§ Study text:

:::

Neeson doesn’t have Leslie Nielsen’s impeccable timing, which particularly shows up when his character delivers one of his nonsensical lines. When Drebin asks Cane to see some security footage, Cane asks “Oh. May I ask why?” and Drebin says, “Go right ahead.” The joke is great. The movie then screeches to a halt while Danny Huston screws up his face in confusion, as if they’re waiting for audience to laugh rather than just moving on to the next gag. The joy of the originals was that you often couldn’t catch your breath from one bout of laughter before the next, and you’d have to rewatch to see the jokes you missed from laughing the first time.

There are good jokes in The Naked Gun, from the snowman sequence to the Drebin’s conversation with a bartender to the football joke about Drebin’s late wife (where he was most reminiscent of Nielsen’s portrayal). There are a handful of great one-liners. There’s a very good running gag about coffee cups, something that the originals did well, going back to the same joke enough that a mediocre joke would become funny. There are even some pretty bold attempts at jokes that don’t work – the Bill Cosby one was probably too much – where you can at least respect the effort. They’re just dwarfed by fart jokes, shit jokes, a lengthy description of Drebin’s penis, and lots of lowbrow bits that don’t pay off. Fart jokes are the laziest type of comic writing there is, and in a movie that doesn’t even run to 90 minutes, it feels like padding the essay to get to the teacher’s word count.

It’s possible I am just too biased in favor of the originals and was hoping for something more similar to them in pace and style, but I’ve seen multiple reviews of this film that claim it’s a lot closer to the first Naked Gun film than it actually is. If ZAZ hadn’t set such a high standard, perhaps the new Naked Gun would seem stronger.

Stick to baseball, 9/27/25.

For subscribers to The Athletic, I wrote my annual column with my ballots for the awards I don’t have this year. A record number of people didn’t read the intro this year.

At Endless Mode, I reviewed the two-player game Naishi, which is a solid enough game, but which is yet another example of white European designers & illustrators using Japanese culture and history as a theme, and in this case they really misused it in a way that I couldn’t get past.

I sent out another edition of my free email newsletter on Friday, touching on (waves hands pathetically) all of this happening around us.

And now, the links…

Two books about games.

In Playing with Reality: How Games Have Shaped Our World, neuroscientist Kelly Clancy examines how the frameworks of games have affected myriad aspects of human society, and how more recently game theory and related ideas have led to damaging and even ruinous policies that continue today with the mindless (pun intended) push to make everything AI.

Playing games leads our brains to produce dopamine, and games with uncertainty function as variable reward systems, increasing those dopamine surges and further encouraging us to keep playing. Thus we see evidence of games going back to ancient Babylon (the Royal Game of Ur), Egypt (Senet), and Africa (mancala), with games often used as tests of intelligence or readiness for a position as a leader or even as royalty. Such games often included substantial elements of chance, including the progenitors of dice, which led to early calculations of probabilities well before the Europeans started to figure this stuff out in the wake of the Renaissance. Games have evolved over time in complexity, and as they have developed, they have further permeated our non-playing world.

:::

§ What you need to do:
**a.** In the blog post, what is the running gag in The Naked Gun that the writer calls very good?
**b.** Return the part of the blog post that begins at the words "At Endless Mode, I" and stops after "books about games.".
The entries have no part in this.

Structured page parsing data:
:::

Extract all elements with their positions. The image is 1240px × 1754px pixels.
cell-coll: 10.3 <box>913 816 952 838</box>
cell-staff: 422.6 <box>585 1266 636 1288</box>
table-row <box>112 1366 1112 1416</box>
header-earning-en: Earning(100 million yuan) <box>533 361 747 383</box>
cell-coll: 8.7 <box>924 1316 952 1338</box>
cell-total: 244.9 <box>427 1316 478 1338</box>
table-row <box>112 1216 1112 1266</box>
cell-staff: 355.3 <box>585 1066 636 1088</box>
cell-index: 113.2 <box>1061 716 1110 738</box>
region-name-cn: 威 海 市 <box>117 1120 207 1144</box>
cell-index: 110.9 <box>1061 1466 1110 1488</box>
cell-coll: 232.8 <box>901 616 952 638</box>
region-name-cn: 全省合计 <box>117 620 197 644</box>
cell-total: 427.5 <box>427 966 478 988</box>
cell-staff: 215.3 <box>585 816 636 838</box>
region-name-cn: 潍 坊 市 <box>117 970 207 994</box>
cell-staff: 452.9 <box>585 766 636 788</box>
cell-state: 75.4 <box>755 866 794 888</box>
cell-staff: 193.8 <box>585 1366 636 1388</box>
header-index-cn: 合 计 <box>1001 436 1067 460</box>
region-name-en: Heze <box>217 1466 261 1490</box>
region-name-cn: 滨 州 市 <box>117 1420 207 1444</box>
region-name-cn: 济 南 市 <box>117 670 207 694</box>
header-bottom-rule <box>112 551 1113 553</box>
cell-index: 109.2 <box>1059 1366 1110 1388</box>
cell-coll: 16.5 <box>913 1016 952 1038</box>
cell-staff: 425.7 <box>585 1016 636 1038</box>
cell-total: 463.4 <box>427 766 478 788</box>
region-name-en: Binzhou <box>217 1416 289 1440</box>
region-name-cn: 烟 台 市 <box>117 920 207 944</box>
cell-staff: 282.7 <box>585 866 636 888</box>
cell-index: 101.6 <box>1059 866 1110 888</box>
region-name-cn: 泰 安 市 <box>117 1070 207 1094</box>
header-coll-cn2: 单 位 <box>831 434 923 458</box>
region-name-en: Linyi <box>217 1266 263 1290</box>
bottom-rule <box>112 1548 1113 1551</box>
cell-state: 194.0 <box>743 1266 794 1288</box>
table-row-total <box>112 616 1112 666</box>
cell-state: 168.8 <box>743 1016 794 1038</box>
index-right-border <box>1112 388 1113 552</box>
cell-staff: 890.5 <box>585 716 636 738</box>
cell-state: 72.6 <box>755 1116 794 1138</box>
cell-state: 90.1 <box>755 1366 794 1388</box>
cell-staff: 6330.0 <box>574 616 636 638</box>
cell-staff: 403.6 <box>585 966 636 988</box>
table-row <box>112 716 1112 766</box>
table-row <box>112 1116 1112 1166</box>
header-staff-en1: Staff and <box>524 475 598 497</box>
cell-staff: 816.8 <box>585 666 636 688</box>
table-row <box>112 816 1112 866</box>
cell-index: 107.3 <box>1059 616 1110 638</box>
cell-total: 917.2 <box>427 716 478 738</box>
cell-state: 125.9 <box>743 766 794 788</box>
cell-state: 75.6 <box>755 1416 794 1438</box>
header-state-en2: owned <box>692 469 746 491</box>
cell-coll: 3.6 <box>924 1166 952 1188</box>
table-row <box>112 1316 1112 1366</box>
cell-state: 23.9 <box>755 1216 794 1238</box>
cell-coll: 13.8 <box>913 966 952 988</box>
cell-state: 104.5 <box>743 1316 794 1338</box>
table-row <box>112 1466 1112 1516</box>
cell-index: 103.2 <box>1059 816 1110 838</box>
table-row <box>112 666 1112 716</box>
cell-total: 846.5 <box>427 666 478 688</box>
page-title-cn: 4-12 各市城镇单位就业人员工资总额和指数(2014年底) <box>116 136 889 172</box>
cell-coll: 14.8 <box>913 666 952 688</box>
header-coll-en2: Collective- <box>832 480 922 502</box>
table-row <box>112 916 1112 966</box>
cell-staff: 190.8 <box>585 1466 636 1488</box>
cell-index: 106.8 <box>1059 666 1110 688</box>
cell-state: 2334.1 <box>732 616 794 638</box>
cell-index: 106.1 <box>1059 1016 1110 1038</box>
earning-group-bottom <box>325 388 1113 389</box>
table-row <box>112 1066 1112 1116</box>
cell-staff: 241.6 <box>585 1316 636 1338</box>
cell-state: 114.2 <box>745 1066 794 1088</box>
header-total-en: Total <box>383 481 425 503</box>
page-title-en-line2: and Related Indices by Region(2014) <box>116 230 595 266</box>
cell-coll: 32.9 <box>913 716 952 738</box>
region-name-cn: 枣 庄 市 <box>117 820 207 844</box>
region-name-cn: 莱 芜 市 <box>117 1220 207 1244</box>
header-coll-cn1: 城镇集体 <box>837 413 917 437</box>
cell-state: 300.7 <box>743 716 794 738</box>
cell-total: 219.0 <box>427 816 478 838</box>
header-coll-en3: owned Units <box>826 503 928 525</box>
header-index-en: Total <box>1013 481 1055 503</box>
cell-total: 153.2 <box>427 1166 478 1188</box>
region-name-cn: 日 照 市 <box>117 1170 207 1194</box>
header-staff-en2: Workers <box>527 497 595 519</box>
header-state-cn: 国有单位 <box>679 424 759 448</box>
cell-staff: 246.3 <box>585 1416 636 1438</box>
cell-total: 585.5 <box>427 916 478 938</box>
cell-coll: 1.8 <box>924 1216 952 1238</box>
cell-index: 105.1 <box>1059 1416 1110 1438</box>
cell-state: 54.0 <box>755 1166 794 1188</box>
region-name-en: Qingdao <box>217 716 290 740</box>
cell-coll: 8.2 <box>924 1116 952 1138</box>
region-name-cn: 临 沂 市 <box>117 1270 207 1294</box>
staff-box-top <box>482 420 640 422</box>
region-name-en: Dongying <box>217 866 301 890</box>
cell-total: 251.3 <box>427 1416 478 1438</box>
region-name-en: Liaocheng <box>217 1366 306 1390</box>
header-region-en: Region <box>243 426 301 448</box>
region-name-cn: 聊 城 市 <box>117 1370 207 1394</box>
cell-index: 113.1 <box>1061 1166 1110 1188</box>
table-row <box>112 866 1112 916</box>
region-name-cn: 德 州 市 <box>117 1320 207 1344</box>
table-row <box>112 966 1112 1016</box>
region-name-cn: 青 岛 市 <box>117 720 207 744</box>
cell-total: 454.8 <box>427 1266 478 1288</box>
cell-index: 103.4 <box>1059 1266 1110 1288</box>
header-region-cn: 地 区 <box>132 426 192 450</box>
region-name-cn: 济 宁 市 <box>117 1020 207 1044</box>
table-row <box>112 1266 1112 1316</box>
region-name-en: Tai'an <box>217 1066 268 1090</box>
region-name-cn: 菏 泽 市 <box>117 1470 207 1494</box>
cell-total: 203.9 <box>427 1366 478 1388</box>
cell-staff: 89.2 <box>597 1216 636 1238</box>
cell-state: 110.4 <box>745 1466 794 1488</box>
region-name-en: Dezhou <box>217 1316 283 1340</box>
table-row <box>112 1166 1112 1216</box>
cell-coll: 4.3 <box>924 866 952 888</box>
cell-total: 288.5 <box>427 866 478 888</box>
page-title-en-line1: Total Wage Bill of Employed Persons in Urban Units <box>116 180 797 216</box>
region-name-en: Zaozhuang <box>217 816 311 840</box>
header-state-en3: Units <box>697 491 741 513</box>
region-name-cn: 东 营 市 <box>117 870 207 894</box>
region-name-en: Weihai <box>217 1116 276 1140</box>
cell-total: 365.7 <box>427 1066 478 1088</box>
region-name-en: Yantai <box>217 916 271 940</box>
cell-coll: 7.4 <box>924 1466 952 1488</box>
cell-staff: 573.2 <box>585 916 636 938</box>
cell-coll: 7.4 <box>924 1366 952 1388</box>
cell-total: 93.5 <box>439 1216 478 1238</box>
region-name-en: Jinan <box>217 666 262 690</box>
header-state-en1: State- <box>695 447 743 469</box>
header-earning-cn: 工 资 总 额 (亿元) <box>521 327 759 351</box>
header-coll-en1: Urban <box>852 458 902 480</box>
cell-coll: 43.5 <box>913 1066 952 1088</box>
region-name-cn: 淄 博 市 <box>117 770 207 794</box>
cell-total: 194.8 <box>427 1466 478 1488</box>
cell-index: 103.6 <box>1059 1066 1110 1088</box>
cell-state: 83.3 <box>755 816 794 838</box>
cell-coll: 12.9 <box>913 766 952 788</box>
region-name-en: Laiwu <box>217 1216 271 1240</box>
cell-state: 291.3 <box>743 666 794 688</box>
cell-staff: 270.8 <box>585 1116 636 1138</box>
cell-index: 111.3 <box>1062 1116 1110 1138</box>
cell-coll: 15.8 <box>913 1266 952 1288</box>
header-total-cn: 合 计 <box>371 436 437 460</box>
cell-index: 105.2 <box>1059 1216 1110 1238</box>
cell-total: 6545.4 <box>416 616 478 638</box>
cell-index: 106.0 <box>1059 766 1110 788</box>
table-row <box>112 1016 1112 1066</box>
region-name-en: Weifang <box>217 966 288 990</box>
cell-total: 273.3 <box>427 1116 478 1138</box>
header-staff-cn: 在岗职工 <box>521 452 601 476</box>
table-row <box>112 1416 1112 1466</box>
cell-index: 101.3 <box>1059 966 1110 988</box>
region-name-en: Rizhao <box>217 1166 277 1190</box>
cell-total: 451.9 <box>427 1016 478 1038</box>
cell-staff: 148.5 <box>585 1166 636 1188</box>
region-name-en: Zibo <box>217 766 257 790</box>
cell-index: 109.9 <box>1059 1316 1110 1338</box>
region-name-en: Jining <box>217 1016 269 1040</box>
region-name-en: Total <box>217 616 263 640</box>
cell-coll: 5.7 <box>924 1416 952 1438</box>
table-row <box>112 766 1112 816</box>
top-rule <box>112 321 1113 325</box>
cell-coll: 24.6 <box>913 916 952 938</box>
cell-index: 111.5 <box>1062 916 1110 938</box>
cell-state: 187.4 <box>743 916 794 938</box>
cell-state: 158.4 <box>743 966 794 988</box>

:::

§ Results of the exercise:
**a.** A running gag about coffee cups.

**b.**
At Endless Mode, I reviewed the two-player game Naishi, which is a solid enough game, but which is yet another example of white European designers & illustrators using Japanese culture and history as a theme, and in this case they really misused it in a way that I couldn’t get past.

I sent out another edition of my free email newsletter on Friday, touching on (waves hands pathetically) all of this happening around us.

And now, the links…

Two books about games.